Set task:
Reproduce every line in each of the items below, character for character and unchanged.

Data section:
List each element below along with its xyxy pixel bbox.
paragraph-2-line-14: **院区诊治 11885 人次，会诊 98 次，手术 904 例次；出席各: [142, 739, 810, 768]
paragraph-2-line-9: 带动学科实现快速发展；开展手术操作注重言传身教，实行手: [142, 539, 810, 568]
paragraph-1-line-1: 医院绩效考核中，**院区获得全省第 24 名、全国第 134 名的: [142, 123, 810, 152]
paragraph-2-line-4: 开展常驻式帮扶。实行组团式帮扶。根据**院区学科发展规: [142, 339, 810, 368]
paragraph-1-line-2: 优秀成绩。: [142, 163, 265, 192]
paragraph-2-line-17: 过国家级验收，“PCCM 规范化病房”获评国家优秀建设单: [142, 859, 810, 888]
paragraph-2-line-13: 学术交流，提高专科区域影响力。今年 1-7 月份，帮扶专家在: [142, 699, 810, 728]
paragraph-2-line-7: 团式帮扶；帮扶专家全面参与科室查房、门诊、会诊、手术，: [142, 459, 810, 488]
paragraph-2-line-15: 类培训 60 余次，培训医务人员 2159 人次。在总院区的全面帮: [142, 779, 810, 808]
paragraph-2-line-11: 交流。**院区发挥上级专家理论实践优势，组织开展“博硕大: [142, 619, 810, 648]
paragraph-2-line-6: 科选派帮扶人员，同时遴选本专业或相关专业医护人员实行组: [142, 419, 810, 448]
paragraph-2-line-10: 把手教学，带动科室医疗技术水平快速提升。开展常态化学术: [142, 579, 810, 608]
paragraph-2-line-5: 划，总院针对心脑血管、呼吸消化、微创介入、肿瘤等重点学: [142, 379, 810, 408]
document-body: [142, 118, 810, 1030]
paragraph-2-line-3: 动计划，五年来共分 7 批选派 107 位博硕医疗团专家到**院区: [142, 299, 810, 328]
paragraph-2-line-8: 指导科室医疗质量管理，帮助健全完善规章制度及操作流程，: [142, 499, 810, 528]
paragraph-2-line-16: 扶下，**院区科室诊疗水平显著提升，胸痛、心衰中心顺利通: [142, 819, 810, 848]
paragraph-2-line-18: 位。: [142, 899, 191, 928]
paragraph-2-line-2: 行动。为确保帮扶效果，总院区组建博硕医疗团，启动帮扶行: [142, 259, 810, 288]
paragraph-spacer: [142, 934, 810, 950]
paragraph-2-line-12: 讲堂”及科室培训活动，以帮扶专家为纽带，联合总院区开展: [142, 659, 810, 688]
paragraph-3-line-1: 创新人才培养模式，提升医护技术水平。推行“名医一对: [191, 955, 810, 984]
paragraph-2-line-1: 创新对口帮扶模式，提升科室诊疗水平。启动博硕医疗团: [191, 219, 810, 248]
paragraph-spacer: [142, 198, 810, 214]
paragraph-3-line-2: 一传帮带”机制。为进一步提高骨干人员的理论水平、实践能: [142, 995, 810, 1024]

Finished exercise:
List each element below along with its xyxy pixel bbox.
paragraph-2-line-14: **院区诊治 11885 人次，会诊 98 次，手术 904 例次；出席各: [142, 739, 810, 768]
paragraph-2-line-9: 带动学科实现快速发展；开展手术操作注重言传身教，实行手: [142, 539, 810, 568]
paragraph-1-line-1: 医院绩效考核中，**院区获得全省第 24 名、全国第 134 名的: [142, 123, 810, 152]
paragraph-2-line-4: 开展常驻式帮扶。实行组团式帮扶。根据**院区学科发展规: [142, 339, 810, 368]
paragraph-1-line-2: 优秀成绩。: [142, 163, 265, 192]
paragraph-2-line-17: 过国家级验收，“PCCM 规范化病房”获评国家优秀建设单: [142, 859, 810, 888]
paragraph-2-line-13: 学术交流，提高专科区域影响力。今年 1-7 月份，帮扶专家在: [142, 699, 810, 728]
paragraph-2-line-7: 团式帮扶；帮扶专家全面参与科室查房、门诊、会诊、手术，: [142, 459, 810, 488]
paragraph-2-line-15: 类培训 60 余次，培训医务人员 2159 人次。在总院区的全面帮: [142, 779, 810, 808]
paragraph-2-line-11: 交流。**院区发挥上级专家理论实践优势，组织开展“博硕大: [142, 619, 810, 648]
paragraph-2-line-6: 科选派帮扶人员，同时遴选本专业或相关专业医护人员实行组: [142, 419, 810, 448]
paragraph-2-line-10: 把手教学，带动科室医疗技术水平快速提升。开展常态化学术: [142, 579, 810, 608]
paragraph-2-line-5: 划，总院针对心脑血管、呼吸消化、微创介入、肿瘤等重点学: [142, 379, 810, 408]
document-body: [142, 118, 810, 1030]
paragraph-2-line-3: 动计划，五年来共分 7 批选派 107 位博硕医疗团专家到**院区: [142, 299, 810, 328]
paragraph-2-line-8: 指导科室医疗质量管理，帮助健全完善规章制度及操作流程，: [142, 499, 810, 528]
paragraph-2-line-16: 扶下，**院区科室诊疗水平显著提升，胸痛、心衰中心顺利通: [142, 819, 810, 848]
paragraph-2-line-18: 位。: [142, 899, 191, 928]
paragraph-2-line-2: 行动。为确保帮扶效果，总院区组建博硕医疗团，启动帮扶行: [142, 259, 810, 288]
paragraph-spacer: [142, 934, 810, 950]
paragraph-2-line-12: 讲堂”及科室培训活动，以帮扶专家为纽带，联合总院区开展: [142, 659, 810, 688]
paragraph-3-line-1: 创新人才培养模式，提升医护技术水平。推行“名医一对: [191, 955, 810, 984]
paragraph-2-line-1: 创新对口帮扶模式，提升科室诊疗水平。启动博硕医疗团: [191, 219, 810, 248]
paragraph-spacer: [142, 198, 810, 214]
paragraph-3-line-2: 一传帮带”机制。为进一步提高骨干人员的理论水平、实践能: [142, 995, 810, 1024]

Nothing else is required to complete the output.